● **THE PROBLEM**: Nothing may be dropped or altered: reproduce all the data.

──────────

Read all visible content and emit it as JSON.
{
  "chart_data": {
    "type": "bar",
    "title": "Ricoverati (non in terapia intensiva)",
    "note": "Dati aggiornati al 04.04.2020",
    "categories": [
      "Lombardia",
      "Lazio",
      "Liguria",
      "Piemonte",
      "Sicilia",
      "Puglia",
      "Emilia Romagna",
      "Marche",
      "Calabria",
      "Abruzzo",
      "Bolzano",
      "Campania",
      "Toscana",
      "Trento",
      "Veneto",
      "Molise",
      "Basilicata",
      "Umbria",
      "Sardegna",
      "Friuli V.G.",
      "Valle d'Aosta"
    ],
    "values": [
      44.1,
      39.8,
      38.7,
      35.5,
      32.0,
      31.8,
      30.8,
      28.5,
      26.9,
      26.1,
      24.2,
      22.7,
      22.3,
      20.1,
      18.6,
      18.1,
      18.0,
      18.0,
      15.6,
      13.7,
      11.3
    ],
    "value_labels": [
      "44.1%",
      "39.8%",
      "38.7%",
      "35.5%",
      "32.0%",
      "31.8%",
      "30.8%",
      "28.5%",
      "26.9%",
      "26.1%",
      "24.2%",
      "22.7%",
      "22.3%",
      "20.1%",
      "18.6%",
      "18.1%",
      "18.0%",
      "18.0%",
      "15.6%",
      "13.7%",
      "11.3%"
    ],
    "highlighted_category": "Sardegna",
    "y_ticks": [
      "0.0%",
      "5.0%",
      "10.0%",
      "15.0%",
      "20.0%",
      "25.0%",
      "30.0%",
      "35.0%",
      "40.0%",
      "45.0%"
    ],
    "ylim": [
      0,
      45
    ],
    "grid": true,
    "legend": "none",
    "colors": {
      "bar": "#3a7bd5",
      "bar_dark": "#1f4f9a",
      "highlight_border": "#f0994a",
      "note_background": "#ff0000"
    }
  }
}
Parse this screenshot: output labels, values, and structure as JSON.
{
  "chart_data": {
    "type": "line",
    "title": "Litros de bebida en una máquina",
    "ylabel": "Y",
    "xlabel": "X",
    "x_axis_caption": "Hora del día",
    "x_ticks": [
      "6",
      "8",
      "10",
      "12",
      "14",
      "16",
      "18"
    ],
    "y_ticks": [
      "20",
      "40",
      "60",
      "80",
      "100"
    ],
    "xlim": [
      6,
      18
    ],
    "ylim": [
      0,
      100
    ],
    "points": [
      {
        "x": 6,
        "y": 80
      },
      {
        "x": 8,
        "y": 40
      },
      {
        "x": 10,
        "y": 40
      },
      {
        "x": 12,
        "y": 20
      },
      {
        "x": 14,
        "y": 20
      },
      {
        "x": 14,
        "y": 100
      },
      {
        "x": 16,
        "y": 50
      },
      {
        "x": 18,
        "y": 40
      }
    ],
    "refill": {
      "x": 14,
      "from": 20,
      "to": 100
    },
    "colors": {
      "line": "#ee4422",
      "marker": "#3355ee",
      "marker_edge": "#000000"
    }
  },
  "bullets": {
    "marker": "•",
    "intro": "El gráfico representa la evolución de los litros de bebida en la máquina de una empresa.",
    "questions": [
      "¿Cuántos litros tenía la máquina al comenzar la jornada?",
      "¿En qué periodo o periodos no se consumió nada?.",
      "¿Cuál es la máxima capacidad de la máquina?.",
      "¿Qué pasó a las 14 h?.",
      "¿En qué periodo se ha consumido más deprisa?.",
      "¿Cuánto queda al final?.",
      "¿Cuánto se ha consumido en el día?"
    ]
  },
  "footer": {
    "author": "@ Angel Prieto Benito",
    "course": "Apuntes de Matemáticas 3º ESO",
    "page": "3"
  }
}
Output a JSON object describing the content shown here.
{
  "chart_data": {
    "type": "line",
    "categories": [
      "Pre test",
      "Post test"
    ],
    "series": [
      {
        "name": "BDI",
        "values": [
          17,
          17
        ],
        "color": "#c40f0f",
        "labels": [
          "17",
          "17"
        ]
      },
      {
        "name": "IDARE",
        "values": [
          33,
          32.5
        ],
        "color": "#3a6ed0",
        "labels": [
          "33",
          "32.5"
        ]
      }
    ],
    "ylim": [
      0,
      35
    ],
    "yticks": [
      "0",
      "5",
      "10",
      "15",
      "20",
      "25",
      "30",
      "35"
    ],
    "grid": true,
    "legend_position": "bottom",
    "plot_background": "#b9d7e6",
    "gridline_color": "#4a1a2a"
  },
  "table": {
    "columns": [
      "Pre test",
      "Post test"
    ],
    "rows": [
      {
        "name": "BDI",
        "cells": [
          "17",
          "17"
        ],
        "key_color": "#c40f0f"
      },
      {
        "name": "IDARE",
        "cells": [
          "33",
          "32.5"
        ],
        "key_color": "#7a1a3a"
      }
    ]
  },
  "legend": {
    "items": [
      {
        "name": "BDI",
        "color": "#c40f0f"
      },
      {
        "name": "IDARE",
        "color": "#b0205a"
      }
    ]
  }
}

──────────

● **RESULT OF THE EXERCISE**:
Read all visible content and emit it as JSON.
{
  "chart_data": {
    "type": "bar",
    "title": "Ricoverati (non in terapia intensiva)",
    "note": "Dati aggiornati al 04.04.2020",
    "categories": [
      "Lombardia",
      "Lazio",
      "Liguria",
      "Piemonte",
      "Sicilia",
      "Puglia",
      "Emilia Romagna",
      "Marche",
      "Calabria",
      "Abruzzo",
      "Bolzano",
      "Campania",
      "Toscana",
      "Trento",
      "Veneto",
      "Molise",
      "Basilicata",
      "Umbria",
      "Sardegna",
      "Friuli V.G.",
      "Valle d'Aosta"
    ],
    "values": [
      44.1,
      39.8,
      38.7,
      35.5,
      32.0,
      31.8,
      30.8,
      28.5,
      26.9,
      26.1,
      24.2,
      22.7,
      22.3,
      20.1,
      18.6,
      18.1,
      18.0,
      18.0,
      15.6,
      13.7,
      11.3
    ],
    "value_labels": [
      "44.1%",
      "39.8%",
      "38.7%",
      "35.5%",
      "32.0%",
      "31.8%",
      "30.8%",
      "28.5%",
      "26.9%",
      "26.1%",
      "24.2%",
      "22.7%",
      "22.3%",
      "20.1%",
      "18.6%",
      "18.1%",
      "18.0%",
      "18.0%",
      "15.6%",
      "13.7%",
      "11.3%"
    ],
    "highlighted_category": "Sardegna",
    "y_ticks": [
      "0.0%",
      "5.0%",
      "10.0%",
      "15.0%",
      "20.0%",
      "25.0%",
      "30.0%",
      "35.0%",
      "40.0%",
      "45.0%"
    ],
    "ylim": [
      0,
      45
    ],
    "grid": true,
    "legend": "none",
    "colors": {
      "bar": "#3a7bd5",
      "bar_dark": "#1f4f9a",
      "highlight_border": "#f0994a",
      "note_background": "#ff0000"
    }
  }
}
Parse this screenshot: output labels, values, and structure as JSON.
{
  "chart_data": {
    "type": "line",
    "title": "Litros de bebida en una máquina",
    "ylabel": "Y",
    "xlabel": "X",
    "x_axis_caption": "Hora del día",
    "x_ticks": [
      "6",
      "8",
      "10",
      "12",
      "14",
      "16",
      "18"
    ],
    "y_ticks": [
      "20",
      "40",
      "60",
      "80",
      "100"
    ],
    "xlim": [
      6,
      18
    ],
    "ylim": [
      0,
      100
    ],
    "points": [
      {
        "x": 6,
        "y": 80
      },
      {
        "x": 8,
        "y": 40
      },
      {
        "x": 10,
        "y": 40
      },
      {
        "x": 12,
        "y": 20
      },
      {
        "x": 14,
        "y": 20
      },
      {
        "x": 14,
        "y": 100
      },
      {
        "x": 16,
        "y": 50
      },
      {
        "x": 18,
        "y": 40
      }
    ],
    "refill": {
      "x": 14,
      "from": 20,
      "to": 100
    },
    "colors": {
      "line": "#ee4422",
      "marker": "#3355ee",
      "marker_edge": "#000000"
    }
  },
  "bullets": {
    "marker": "•",
    "intro": "El gráfico representa la evolución de los litros de bebida en la máquina de una empresa.",
    "questions": [
      "¿Cuántos litros tenía la máquina al comenzar la jornada?",
      "¿En qué periodo o periodos no se consumió nada?.",
      "¿Cuál es la máxima capacidad de la máquina?.",
      "¿Qué pasó a las 14 h?.",
      "¿En qué periodo se ha consumido más deprisa?.",
      "¿Cuánto queda al final?.",
      "¿Cuánto se ha consumido en el día?"
    ]
  },
  "footer": {
    "author": "@ Angel Prieto Benito",
    "course": "Apuntes de Matemáticas 3º ESO",
    "page": "3"
  }
}
Output a JSON object describing the content shown here.
{
  "chart_data": {
    "type": "line",
    "categories": [
      "Pre test",
      "Post test"
    ],
    "series": [
      {
        "name": "BDI",
        "values": [
          17,
          17
        ],
        "color": "#c40f0f",
        "labels": [
          "17",
          "17"
        ]
      },
      {
        "name": "IDARE",
        "values": [
          33,
          32.5
        ],
        "color": "#3a6ed0",
        "labels": [
          "33",
          "32.5"
        ]
      }
    ],
    "ylim": [
      0,
      35
    ],
    "yticks": [
      "0",
      "5",
      "10",
      "15",
      "20",
      "25",
      "30",
      "35"
    ],
    "grid": true,
    "legend_position": "bottom",
    "plot_background": "#b9d7e6",
    "gridline_color": "#4a1a2a"
  },
  "table": {
    "columns": [
      "Pre test",
      "Post test"
    ],
    "rows": [
      {
        "name": "BDI",
        "cells": [
          "17",
          "17"
        ],
        "key_color": "#c40f0f"
      },
      {
        "name": "IDARE",
        "cells": [
          "33",
          "32.5"
        ],
        "key_color": "#7a1a3a"
      }
    ]
  },
  "legend": {
    "items": [
      {
        "name": "BDI",
        "color": "#c40f0f"
      },
      {
        "name": "IDARE",
        "color": "#b0205a"
      }
    ]
  }
}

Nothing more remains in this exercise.